_Rows from a dataset_:

═══

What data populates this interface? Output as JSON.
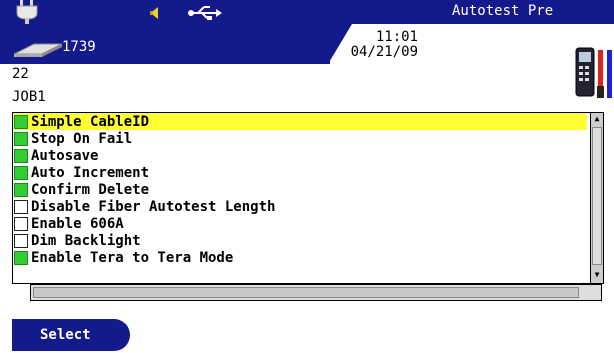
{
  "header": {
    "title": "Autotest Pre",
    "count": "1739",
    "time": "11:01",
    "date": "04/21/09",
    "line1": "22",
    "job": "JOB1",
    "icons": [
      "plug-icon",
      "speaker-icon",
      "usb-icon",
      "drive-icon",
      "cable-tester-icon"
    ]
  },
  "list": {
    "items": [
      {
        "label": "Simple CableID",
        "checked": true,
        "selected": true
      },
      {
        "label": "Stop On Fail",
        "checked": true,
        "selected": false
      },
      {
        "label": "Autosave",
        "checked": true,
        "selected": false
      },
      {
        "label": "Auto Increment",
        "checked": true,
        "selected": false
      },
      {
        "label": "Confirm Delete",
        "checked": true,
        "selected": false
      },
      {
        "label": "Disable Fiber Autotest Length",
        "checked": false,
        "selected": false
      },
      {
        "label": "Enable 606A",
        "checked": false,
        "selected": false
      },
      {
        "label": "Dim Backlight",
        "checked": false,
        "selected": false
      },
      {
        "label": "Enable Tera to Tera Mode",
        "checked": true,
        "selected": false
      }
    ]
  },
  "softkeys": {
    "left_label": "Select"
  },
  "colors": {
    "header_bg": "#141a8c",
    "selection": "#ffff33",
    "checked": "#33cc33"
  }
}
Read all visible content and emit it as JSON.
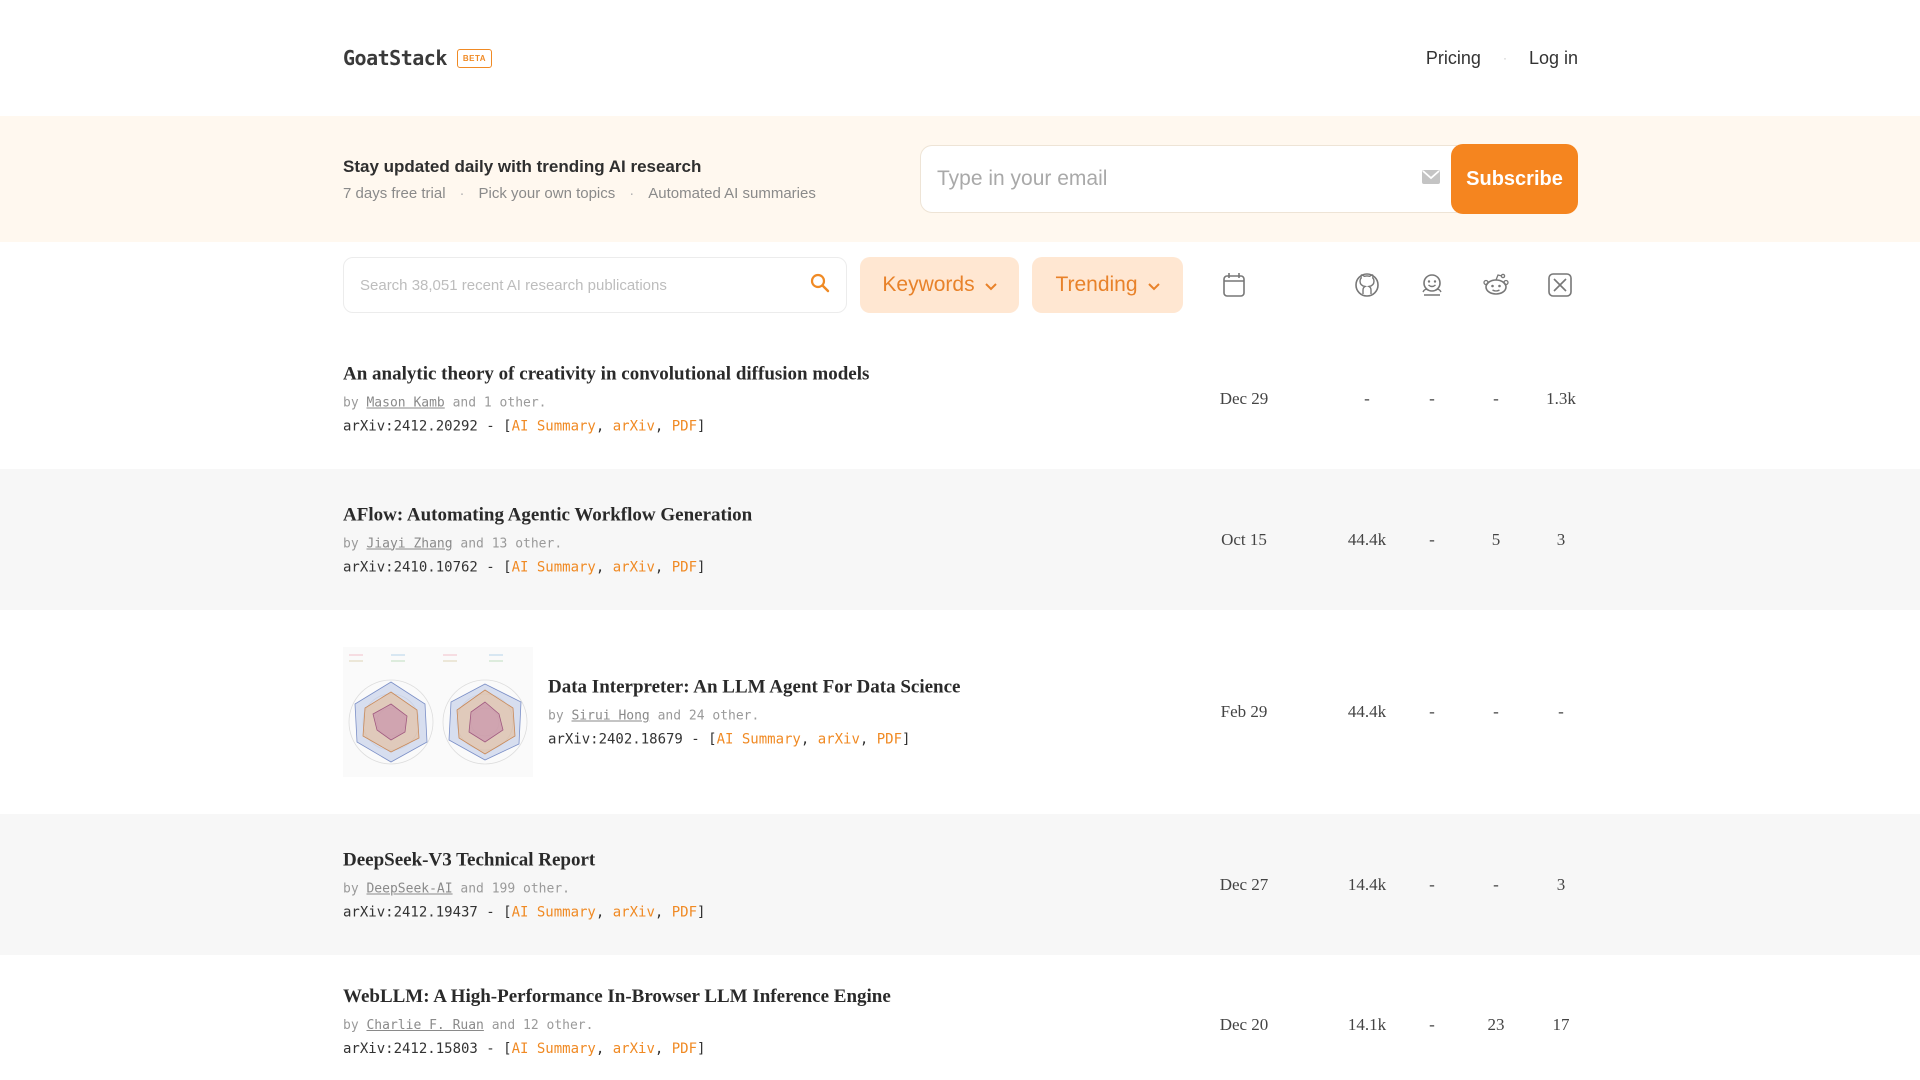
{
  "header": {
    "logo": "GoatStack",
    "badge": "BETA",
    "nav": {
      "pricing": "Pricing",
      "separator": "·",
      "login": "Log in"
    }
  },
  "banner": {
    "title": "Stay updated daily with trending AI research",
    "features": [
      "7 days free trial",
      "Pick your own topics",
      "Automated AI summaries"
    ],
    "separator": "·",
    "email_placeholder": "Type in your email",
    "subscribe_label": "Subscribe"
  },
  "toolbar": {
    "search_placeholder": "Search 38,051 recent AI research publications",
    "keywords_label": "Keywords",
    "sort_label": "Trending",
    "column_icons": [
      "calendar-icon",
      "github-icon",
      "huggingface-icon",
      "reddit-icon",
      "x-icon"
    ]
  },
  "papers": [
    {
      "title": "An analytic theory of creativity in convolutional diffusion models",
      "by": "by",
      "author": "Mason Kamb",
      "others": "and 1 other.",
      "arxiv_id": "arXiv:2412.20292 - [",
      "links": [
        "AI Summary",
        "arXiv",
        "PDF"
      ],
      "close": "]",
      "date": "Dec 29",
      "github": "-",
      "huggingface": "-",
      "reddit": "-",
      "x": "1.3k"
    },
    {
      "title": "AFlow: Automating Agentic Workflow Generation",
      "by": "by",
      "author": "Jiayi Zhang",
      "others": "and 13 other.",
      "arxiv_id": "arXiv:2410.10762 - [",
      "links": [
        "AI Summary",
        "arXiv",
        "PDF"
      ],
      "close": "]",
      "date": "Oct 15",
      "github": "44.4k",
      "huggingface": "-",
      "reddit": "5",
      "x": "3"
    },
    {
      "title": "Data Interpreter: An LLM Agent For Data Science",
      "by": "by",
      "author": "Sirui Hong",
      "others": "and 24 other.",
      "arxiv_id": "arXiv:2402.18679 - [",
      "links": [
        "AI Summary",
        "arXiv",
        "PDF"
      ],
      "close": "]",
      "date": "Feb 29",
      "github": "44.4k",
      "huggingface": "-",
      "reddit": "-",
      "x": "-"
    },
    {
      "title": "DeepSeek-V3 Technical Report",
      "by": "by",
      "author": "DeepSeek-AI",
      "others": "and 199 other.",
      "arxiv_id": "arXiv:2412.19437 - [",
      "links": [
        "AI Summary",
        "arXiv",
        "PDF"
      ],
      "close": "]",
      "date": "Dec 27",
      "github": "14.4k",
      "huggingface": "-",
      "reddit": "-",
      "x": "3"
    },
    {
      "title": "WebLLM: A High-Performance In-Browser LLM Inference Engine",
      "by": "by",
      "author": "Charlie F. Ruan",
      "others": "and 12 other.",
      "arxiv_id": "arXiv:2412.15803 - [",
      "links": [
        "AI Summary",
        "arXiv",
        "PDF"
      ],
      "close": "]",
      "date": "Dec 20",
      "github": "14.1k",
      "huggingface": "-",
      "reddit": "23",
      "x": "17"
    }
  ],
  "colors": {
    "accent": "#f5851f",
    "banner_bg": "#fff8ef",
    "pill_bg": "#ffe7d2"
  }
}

═══

_STATED EXERCISE_:
Quote the records above exactly, leaving out any pictures.

_ANSWER IN FULL_:
What data populates this interface? Output as JSON.
{
  "header": {
    "title": "Autotest Pre",
    "count": "1739",
    "time": "11:01",
    "date": "04/21/09",
    "line1": "22",
    "job": "JOB1",
    "icons": [
      "plug-icon",
      "speaker-icon",
      "usb-icon",
      "drive-icon",
      "cable-tester-icon"
    ]
  },
  "list": {
    "items": [
      {
        "label": "Simple CableID",
        "checked": true,
        "selected": true
      },
      {
        "label": "Stop On Fail",
        "checked": true,
        "selected": false
      },
      {
        "label": "Autosave",
        "checked": true,
        "selected": false
      },
      {
        "label": "Auto Increment",
        "checked": true,
        "selected": false
      },
      {
        "label": "Confirm Delete",
        "checked": true,
        "selected": false
      },
      {
        "label": "Disable Fiber Autotest Length",
        "checked": false,
        "selected": false
      },
      {
        "label": "Enable 606A",
        "checked": false,
        "selected": false
      },
      {
        "label": "Dim Backlight",
        "checked": false,
        "selected": false
      },
      {
        "label": "Enable Tera to Tera Mode",
        "checked": true,
        "selected": false
      }
    ]
  },
  "softkeys": {
    "left_label": "Select"
  },
  "colors": {
    "header_bg": "#141a8c",
    "selection": "#ffff33",
    "checked": "#33cc33"
  }
}
Read all visible content and emit it as JSON.
{
  "header": {
    "logo": "GoatStack",
    "badge": "BETA",
    "nav": {
      "pricing": "Pricing",
      "separator": "·",
      "login": "Log in"
    }
  },
  "banner": {
    "title": "Stay updated daily with trending AI research",
    "features": [
      "7 days free trial",
      "Pick your own topics",
      "Automated AI summaries"
    ],
    "separator": "·",
    "email_placeholder": "Type in your email",
    "subscribe_label": "Subscribe"
  },
  "toolbar": {
    "search_placeholder": "Search 38,051 recent AI research publications",
    "keywords_label": "Keywords",
    "sort_label": "Trending",
    "column_icons": [
      "calendar-icon",
      "github-icon",
      "huggingface-icon",
      "reddit-icon",
      "x-icon"
    ]
  },
  "papers": [
    {
      "title": "An analytic theory of creativity in convolutional diffusion models",
      "by": "by",
      "author": "Mason Kamb",
      "others": "and 1 other.",
      "arxiv_id": "arXiv:2412.20292 - [",
      "links": [
        "AI Summary",
        "arXiv",
        "PDF"
      ],
      "close": "]",
      "date": "Dec 29",
      "github": "-",
      "huggingface": "-",
      "reddit": "-",
      "x": "1.3k"
    },
    {
      "title": "AFlow: Automating Agentic Workflow Generation",
      "by": "by",
      "author": "Jiayi Zhang",
      "others": "and 13 other.",
      "arxiv_id": "arXiv:2410.10762 - [",
      "links": [
        "AI Summary",
        "arXiv",
        "PDF"
      ],
      "close": "]",
      "date": "Oct 15",
      "github": "44.4k",
      "huggingface": "-",
      "reddit": "5",
      "x": "3"
    },
    {
      "title": "Data Interpreter: An LLM Agent For Data Science",
      "by": "by",
      "author": "Sirui Hong",
      "others": "and 24 other.",
      "arxiv_id": "arXiv:2402.18679 - [",
      "links": [
        "AI Summary",
        "arXiv",
        "PDF"
      ],
      "close": "]",
      "date": "Feb 29",
      "github": "44.4k",
      "huggingface": "-",
      "reddit": "-",
      "x": "-"
    },
    {
      "title": "DeepSeek-V3 Technical Report",
      "by": "by",
      "author": "DeepSeek-AI",
      "others": "and 199 other.",
      "arxiv_id": "arXiv:2412.19437 - [",
      "links": [
        "AI Summary",
        "arXiv",
        "PDF"
      ],
      "close": "]",
      "date": "Dec 27",
      "github": "14.4k",
      "huggingface": "-",
      "reddit": "-",
      "x": "3"
    },
    {
      "title": "WebLLM: A High-Performance In-Browser LLM Inference Engine",
      "by": "by",
      "author": "Charlie F. Ruan",
      "others": "and 12 other.",
      "arxiv_id": "arXiv:2412.15803 - [",
      "links": [
        "AI Summary",
        "arXiv",
        "PDF"
      ],
      "close": "]",
      "date": "Dec 20",
      "github": "14.1k",
      "huggingface": "-",
      "reddit": "23",
      "x": "17"
    }
  ],
  "colors": {
    "accent": "#f5851f",
    "banner_bg": "#fff8ef",
    "pill_bg": "#ffe7d2"
  }
}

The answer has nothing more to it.